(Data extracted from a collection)

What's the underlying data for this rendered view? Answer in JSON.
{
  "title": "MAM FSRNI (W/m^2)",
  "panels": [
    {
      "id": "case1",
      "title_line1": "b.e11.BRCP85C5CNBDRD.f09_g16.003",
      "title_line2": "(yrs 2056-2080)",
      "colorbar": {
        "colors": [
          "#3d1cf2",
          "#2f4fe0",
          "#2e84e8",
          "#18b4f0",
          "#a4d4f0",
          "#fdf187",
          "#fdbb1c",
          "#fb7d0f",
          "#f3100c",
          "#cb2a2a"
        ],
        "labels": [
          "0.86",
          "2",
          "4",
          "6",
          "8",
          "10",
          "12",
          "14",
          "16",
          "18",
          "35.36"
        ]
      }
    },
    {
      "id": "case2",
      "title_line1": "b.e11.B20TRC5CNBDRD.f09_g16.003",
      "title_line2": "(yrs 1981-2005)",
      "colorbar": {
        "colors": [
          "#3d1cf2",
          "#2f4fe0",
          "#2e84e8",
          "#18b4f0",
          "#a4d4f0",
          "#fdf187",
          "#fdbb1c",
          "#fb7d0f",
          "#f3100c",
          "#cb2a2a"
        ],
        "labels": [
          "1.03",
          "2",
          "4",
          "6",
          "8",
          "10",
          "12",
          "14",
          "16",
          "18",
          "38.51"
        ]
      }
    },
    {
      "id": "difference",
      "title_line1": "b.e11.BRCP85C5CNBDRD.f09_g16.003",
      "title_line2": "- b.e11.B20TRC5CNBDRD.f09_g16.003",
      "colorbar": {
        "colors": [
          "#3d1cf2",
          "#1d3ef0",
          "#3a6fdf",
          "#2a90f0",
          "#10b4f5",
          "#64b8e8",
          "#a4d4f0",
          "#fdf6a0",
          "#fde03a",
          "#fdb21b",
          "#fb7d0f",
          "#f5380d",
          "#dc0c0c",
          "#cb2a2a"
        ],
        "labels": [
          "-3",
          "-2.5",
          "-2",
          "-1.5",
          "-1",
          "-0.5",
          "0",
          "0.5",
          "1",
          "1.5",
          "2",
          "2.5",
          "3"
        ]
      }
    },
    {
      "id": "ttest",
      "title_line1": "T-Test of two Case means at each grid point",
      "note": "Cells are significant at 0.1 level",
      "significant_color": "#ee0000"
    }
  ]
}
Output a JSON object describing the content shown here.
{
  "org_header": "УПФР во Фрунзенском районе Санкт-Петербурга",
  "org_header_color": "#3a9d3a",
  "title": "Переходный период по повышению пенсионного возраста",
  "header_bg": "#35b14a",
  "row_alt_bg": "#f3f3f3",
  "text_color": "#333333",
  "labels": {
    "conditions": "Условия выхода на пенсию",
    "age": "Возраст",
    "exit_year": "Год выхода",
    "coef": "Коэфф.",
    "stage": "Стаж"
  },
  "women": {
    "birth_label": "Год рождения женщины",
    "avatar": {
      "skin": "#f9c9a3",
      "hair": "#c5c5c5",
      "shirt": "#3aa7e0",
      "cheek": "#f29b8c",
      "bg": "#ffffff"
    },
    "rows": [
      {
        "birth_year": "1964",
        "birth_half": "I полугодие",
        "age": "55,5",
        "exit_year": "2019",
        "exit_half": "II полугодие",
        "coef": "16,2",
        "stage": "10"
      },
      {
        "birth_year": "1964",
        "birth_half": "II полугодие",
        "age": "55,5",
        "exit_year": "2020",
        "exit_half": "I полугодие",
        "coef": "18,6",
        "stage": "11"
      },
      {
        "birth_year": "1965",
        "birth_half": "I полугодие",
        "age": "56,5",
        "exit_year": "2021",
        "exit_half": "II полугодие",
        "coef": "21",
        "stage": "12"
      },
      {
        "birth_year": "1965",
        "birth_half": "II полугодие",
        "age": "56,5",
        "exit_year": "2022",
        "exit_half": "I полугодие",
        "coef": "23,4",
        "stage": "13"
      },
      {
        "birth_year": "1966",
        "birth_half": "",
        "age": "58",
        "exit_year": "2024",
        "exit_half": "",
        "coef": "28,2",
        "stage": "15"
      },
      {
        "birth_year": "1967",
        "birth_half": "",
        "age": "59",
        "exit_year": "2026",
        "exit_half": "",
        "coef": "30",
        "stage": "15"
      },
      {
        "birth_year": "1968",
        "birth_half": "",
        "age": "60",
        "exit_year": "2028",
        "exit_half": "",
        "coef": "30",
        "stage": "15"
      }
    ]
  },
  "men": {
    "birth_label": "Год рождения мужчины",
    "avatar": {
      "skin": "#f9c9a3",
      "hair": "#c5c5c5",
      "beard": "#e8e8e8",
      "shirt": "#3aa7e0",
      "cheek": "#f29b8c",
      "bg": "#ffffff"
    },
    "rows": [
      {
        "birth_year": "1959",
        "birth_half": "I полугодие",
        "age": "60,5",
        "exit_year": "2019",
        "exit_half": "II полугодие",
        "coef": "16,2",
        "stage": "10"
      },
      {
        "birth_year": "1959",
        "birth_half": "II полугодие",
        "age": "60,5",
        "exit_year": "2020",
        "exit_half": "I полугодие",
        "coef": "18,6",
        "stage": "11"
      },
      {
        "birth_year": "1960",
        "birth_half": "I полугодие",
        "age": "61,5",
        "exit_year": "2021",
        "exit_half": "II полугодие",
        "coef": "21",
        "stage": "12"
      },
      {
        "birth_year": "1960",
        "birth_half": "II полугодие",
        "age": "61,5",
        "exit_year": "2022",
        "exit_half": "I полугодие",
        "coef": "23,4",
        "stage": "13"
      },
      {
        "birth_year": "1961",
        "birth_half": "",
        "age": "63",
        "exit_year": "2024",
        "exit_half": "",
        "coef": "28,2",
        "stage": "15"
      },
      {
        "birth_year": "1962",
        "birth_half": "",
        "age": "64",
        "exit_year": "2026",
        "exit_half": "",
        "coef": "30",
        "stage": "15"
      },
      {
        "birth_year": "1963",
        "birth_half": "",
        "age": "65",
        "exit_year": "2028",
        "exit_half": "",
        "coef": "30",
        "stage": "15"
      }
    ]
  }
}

» Written exercise: Extract the data in full. Keep it word for word.

» Answer to this problem:
What's the underlying data for this rendered view? Answer in JSON.
{
  "title": "MAM FSRNI (W/m^2)",
  "panels": [
    {
      "id": "case1",
      "title_line1": "b.e11.BRCP85C5CNBDRD.f09_g16.003",
      "title_line2": "(yrs 2056-2080)",
      "colorbar": {
        "colors": [
          "#3d1cf2",
          "#2f4fe0",
          "#2e84e8",
          "#18b4f0",
          "#a4d4f0",
          "#fdf187",
          "#fdbb1c",
          "#fb7d0f",
          "#f3100c",
          "#cb2a2a"
        ],
        "labels": [
          "0.86",
          "2",
          "4",
          "6",
          "8",
          "10",
          "12",
          "14",
          "16",
          "18",
          "35.36"
        ]
      }
    },
    {
      "id": "case2",
      "title_line1": "b.e11.B20TRC5CNBDRD.f09_g16.003",
      "title_line2": "(yrs 1981-2005)",
      "colorbar": {
        "colors": [
          "#3d1cf2",
          "#2f4fe0",
          "#2e84e8",
          "#18b4f0",
          "#a4d4f0",
          "#fdf187",
          "#fdbb1c",
          "#fb7d0f",
          "#f3100c",
          "#cb2a2a"
        ],
        "labels": [
          "1.03",
          "2",
          "4",
          "6",
          "8",
          "10",
          "12",
          "14",
          "16",
          "18",
          "38.51"
        ]
      }
    },
    {
      "id": "difference",
      "title_line1": "b.e11.BRCP85C5CNBDRD.f09_g16.003",
      "title_line2": "- b.e11.B20TRC5CNBDRD.f09_g16.003",
      "colorbar": {
        "colors": [
          "#3d1cf2",
          "#1d3ef0",
          "#3a6fdf",
          "#2a90f0",
          "#10b4f5",
          "#64b8e8",
          "#a4d4f0",
          "#fdf6a0",
          "#fde03a",
          "#fdb21b",
          "#fb7d0f",
          "#f5380d",
          "#dc0c0c",
          "#cb2a2a"
        ],
        "labels": [
          "-3",
          "-2.5",
          "-2",
          "-1.5",
          "-1",
          "-0.5",
          "0",
          "0.5",
          "1",
          "1.5",
          "2",
          "2.5",
          "3"
        ]
      }
    },
    {
      "id": "ttest",
      "title_line1": "T-Test of two Case means at each grid point",
      "note": "Cells are significant at 0.1 level",
      "significant_color": "#ee0000"
    }
  ]
}
Output a JSON object describing the content shown here.
{
  "org_header": "УПФР во Фрунзенском районе Санкт-Петербурга",
  "org_header_color": "#3a9d3a",
  "title": "Переходный период по повышению пенсионного возраста",
  "header_bg": "#35b14a",
  "row_alt_bg": "#f3f3f3",
  "text_color": "#333333",
  "labels": {
    "conditions": "Условия выхода на пенсию",
    "age": "Возраст",
    "exit_year": "Год выхода",
    "coef": "Коэфф.",
    "stage": "Стаж"
  },
  "women": {
    "birth_label": "Год рождения женщины",
    "avatar": {
      "skin": "#f9c9a3",
      "hair": "#c5c5c5",
      "shirt": "#3aa7e0",
      "cheek": "#f29b8c",
      "bg": "#ffffff"
    },
    "rows": [
      {
        "birth_year": "1964",
        "birth_half": "I полугодие",
        "age": "55,5",
        "exit_year": "2019",
        "exit_half": "II полугодие",
        "coef": "16,2",
        "stage": "10"
      },
      {
        "birth_year": "1964",
        "birth_half": "II полугодие",
        "age": "55,5",
        "exit_year": "2020",
        "exit_half": "I полугодие",
        "coef": "18,6",
        "stage": "11"
      },
      {
        "birth_year": "1965",
        "birth_half": "I полугодие",
        "age": "56,5",
        "exit_year": "2021",
        "exit_half": "II полугодие",
        "coef": "21",
        "stage": "12"
      },
      {
        "birth_year": "1965",
        "birth_half": "II полугодие",
        "age": "56,5",
        "exit_year": "2022",
        "exit_half": "I полугодие",
        "coef": "23,4",
        "stage": "13"
      },
      {
        "birth_year": "1966",
        "birth_half": "",
        "age": "58",
        "exit_year": "2024",
        "exit_half": "",
        "coef": "28,2",
        "stage": "15"
      },
      {
        "birth_year": "1967",
        "birth_half": "",
        "age": "59",
        "exit_year": "2026",
        "exit_half": "",
        "coef": "30",
        "stage": "15"
      },
      {
        "birth_year": "1968",
        "birth_half": "",
        "age": "60",
        "exit_year": "2028",
        "exit_half": "",
        "coef": "30",
        "stage": "15"
      }
    ]
  },
  "men": {
    "birth_label": "Год рождения мужчины",
    "avatar": {
      "skin": "#f9c9a3",
      "hair": "#c5c5c5",
      "beard": "#e8e8e8",
      "shirt": "#3aa7e0",
      "cheek": "#f29b8c",
      "bg": "#ffffff"
    },
    "rows": [
      {
        "birth_year": "1959",
        "birth_half": "I полугодие",
        "age": "60,5",
        "exit_year": "2019",
        "exit_half": "II полугодие",
        "coef": "16,2",
        "stage": "10"
      },
      {
        "birth_year": "1959",
        "birth_half": "II полугодие",
        "age": "60,5",
        "exit_year": "2020",
        "exit_half": "I полугодие",
        "coef": "18,6",
        "stage": "11"
      },
      {
        "birth_year": "1960",
        "birth_half": "I полугодие",
        "age": "61,5",
        "exit_year": "2021",
        "exit_half": "II полугодие",
        "coef": "21",
        "stage": "12"
      },
      {
        "birth_year": "1960",
        "birth_half": "II полугодие",
        "age": "61,5",
        "exit_year": "2022",
        "exit_half": "I полугодие",
        "coef": "23,4",
        "stage": "13"
      },
      {
        "birth_year": "1961",
        "birth_half": "",
        "age": "63",
        "exit_year": "2024",
        "exit_half": "",
        "coef": "28,2",
        "stage": "15"
      },
      {
        "birth_year": "1962",
        "birth_half": "",
        "age": "64",
        "exit_year": "2026",
        "exit_half": "",
        "coef": "30",
        "stage": "15"
      },
      {
        "birth_year": "1963",
        "birth_half": "",
        "age": "65",
        "exit_year": "2028",
        "exit_half": "",
        "coef": "30",
        "stage": "15"
      }
    ]
  }
}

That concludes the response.